_Written exercise_
Reproduce the material below with every occurrence of "IKEA" renamed to "STORE", leaving all other text unchanged.

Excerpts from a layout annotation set
::::::::::

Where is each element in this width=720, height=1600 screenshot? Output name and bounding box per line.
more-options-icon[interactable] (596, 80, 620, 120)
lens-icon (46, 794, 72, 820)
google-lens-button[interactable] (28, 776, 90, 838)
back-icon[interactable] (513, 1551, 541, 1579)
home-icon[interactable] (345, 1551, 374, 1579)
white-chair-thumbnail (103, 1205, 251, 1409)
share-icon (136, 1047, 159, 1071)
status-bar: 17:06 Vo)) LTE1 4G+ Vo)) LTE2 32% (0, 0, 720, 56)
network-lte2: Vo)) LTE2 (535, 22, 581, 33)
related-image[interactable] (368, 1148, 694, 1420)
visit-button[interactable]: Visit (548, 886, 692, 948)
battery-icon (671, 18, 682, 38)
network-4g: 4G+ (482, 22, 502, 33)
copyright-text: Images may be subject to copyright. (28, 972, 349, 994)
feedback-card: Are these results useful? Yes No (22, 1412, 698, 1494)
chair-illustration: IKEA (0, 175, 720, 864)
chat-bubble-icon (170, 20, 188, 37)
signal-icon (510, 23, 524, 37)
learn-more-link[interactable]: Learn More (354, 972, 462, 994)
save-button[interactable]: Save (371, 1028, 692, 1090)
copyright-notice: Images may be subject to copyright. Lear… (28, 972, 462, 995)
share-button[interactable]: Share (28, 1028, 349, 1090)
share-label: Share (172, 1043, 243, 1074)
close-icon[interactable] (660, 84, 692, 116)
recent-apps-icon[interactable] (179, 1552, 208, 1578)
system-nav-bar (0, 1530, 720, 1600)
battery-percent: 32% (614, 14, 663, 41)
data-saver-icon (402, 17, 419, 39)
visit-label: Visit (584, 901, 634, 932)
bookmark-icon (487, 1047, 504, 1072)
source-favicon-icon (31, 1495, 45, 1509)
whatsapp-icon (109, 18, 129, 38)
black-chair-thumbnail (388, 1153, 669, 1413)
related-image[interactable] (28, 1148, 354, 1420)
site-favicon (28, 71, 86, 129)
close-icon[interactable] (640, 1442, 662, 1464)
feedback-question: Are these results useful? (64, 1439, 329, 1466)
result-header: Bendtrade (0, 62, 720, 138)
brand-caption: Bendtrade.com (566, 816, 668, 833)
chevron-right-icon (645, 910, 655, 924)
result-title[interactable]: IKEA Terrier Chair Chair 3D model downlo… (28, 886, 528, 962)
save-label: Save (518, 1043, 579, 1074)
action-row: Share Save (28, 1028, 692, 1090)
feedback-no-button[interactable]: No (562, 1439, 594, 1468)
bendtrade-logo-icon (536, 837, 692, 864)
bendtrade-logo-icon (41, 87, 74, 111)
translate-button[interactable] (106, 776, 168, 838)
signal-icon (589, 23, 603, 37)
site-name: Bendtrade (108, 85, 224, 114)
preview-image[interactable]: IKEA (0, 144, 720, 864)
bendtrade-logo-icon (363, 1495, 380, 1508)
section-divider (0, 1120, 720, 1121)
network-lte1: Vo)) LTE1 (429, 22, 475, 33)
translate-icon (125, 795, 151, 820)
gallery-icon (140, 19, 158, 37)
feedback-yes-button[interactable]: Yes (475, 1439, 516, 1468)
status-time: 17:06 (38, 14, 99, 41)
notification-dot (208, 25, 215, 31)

::::::::::

_Correct answer_
Where is each element in this width=720, height=1600 screenshot? Output name and bounding box per line.
more-options-icon[interactable] (596, 80, 620, 120)
lens-icon (46, 794, 72, 820)
google-lens-button[interactable] (28, 776, 90, 838)
back-icon[interactable] (513, 1551, 541, 1579)
home-icon[interactable] (345, 1551, 374, 1579)
white-chair-thumbnail (103, 1205, 251, 1409)
share-icon (136, 1047, 159, 1071)
status-bar: 17:06 Vo)) LTE1 4G+ Vo)) LTE2 32% (0, 0, 720, 56)
network-lte2: Vo)) LTE2 (535, 22, 581, 33)
related-image[interactable] (368, 1148, 694, 1420)
visit-button[interactable]: Visit (548, 886, 692, 948)
battery-icon (671, 18, 682, 38)
network-4g: 4G+ (482, 22, 502, 33)
copyright-text: Images may be subject to copyright. (28, 972, 349, 994)
feedback-card: Are these results useful? Yes No (22, 1412, 698, 1494)
chair-illustration: STORE (0, 175, 720, 864)
chat-bubble-icon (170, 20, 188, 37)
signal-icon (510, 23, 524, 37)
learn-more-link[interactable]: Learn More (354, 972, 462, 994)
save-button[interactable]: Save (371, 1028, 692, 1090)
copyright-notice: Images may be subject to copyright. Lear… (28, 972, 462, 995)
share-button[interactable]: Share (28, 1028, 349, 1090)
share-label: Share (172, 1043, 243, 1074)
close-icon[interactable] (660, 84, 692, 116)
recent-apps-icon[interactable] (179, 1552, 208, 1578)
system-nav-bar (0, 1530, 720, 1600)
battery-percent: 32% (614, 14, 663, 41)
data-saver-icon (402, 17, 419, 39)
visit-label: Visit (584, 901, 634, 932)
bookmark-icon (487, 1047, 504, 1072)
source-favicon-icon (31, 1495, 45, 1509)
whatsapp-icon (109, 18, 129, 38)
black-chair-thumbnail (388, 1153, 669, 1413)
related-image[interactable] (28, 1148, 354, 1420)
site-favicon (28, 71, 86, 129)
close-icon[interactable] (640, 1442, 662, 1464)
feedback-question: Are these results useful? (64, 1439, 329, 1466)
result-header: Bendtrade (0, 62, 720, 138)
brand-caption: Bendtrade.com (566, 816, 668, 833)
chevron-right-icon (645, 910, 655, 924)
result-title[interactable]: STORE Terrier Chair Chair 3D model downlo… (28, 886, 528, 962)
save-label: Save (518, 1043, 579, 1074)
action-row: Share Save (28, 1028, 692, 1090)
feedback-no-button[interactable]: No (562, 1439, 594, 1468)
bendtrade-logo-icon (536, 837, 692, 864)
bendtrade-logo-icon (41, 87, 74, 111)
translate-button[interactable] (106, 776, 168, 838)
signal-icon (589, 23, 603, 37)
site-name: Bendtrade (108, 85, 224, 114)
preview-image[interactable]: STORE (0, 144, 720, 864)
bendtrade-logo-icon (363, 1495, 380, 1508)
section-divider (0, 1120, 720, 1121)
network-lte1: Vo)) LTE1 (429, 22, 475, 33)
translate-icon (125, 795, 151, 820)
gallery-icon (140, 19, 158, 37)
feedback-yes-button[interactable]: Yes (475, 1439, 516, 1468)
status-time: 17:06 (38, 14, 99, 41)
notification-dot (208, 25, 215, 31)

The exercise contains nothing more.